__Instruction__. Pull out each line of the records holding the string "ділянка".

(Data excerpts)
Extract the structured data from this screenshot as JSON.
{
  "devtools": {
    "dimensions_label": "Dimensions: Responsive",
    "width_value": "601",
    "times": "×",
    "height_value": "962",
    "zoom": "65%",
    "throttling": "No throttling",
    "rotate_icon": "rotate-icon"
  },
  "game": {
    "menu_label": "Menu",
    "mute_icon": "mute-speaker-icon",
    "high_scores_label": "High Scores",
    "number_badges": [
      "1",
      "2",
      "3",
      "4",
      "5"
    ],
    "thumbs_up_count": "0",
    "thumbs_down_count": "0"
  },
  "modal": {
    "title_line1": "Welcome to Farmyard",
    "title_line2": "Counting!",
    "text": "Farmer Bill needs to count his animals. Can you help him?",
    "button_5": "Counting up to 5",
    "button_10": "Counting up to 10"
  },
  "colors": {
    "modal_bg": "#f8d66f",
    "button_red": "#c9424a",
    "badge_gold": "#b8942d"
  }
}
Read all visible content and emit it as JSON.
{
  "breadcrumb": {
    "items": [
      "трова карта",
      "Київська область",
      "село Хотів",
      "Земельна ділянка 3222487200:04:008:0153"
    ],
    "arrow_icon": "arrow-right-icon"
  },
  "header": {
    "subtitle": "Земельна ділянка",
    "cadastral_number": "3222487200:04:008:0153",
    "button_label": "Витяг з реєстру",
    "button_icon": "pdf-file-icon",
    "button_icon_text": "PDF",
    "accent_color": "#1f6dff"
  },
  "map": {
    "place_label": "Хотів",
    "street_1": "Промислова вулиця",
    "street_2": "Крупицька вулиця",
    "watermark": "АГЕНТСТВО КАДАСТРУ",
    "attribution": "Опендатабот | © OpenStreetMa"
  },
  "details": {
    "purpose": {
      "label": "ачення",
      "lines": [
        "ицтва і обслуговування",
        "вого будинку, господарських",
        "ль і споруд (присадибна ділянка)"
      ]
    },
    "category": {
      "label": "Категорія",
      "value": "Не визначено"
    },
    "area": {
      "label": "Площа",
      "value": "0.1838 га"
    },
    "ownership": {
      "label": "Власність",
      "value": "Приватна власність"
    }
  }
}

__Final answer__.
      "Земельна ділянка 3222487200:04:008:0153"
    "subtitle": "Земельна ділянка",
        "ль і споруд (присадибна ділянка)"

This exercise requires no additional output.